Zu bearbeitende Zeilen
____________
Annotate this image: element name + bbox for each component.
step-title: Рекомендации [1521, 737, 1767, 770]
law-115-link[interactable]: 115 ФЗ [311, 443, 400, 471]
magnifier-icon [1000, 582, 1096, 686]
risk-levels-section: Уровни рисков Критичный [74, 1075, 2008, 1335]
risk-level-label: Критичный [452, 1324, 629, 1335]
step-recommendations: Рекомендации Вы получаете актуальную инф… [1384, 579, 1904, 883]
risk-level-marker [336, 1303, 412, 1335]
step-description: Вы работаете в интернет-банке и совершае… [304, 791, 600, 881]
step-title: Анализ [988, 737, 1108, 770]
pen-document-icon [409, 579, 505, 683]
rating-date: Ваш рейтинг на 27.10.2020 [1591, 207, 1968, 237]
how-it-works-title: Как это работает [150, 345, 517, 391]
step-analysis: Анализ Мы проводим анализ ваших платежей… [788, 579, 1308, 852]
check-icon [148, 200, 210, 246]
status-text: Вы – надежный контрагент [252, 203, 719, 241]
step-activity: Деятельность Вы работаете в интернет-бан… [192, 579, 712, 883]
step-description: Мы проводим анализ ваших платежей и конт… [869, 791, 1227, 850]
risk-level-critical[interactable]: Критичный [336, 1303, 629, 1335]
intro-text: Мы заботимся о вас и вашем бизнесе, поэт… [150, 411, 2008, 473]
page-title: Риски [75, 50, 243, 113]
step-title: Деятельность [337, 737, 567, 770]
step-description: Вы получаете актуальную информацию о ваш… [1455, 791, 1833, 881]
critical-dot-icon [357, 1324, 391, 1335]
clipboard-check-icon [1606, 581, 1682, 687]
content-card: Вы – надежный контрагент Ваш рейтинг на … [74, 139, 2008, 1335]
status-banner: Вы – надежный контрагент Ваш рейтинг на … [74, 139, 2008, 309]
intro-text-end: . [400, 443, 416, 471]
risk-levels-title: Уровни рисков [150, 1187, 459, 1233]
____________
Aufgabenstellung
Gib alles vom Anfang der Zeilen bis einschließlich der Zeile mit "magnifier-icon [1000, 582, 1096, 686]" als nummerierte Liste wieder. Lass dabei Leerzeilen weg.

Lösung
1. Annotate this image: element name + bbox for each component.
2. step-title: Рекомендации [1521, 737, 1767, 770]
3. law-115-link[interactable]: 115 ФЗ [311, 443, 400, 471]
4. magnifier-icon [1000, 582, 1096, 686]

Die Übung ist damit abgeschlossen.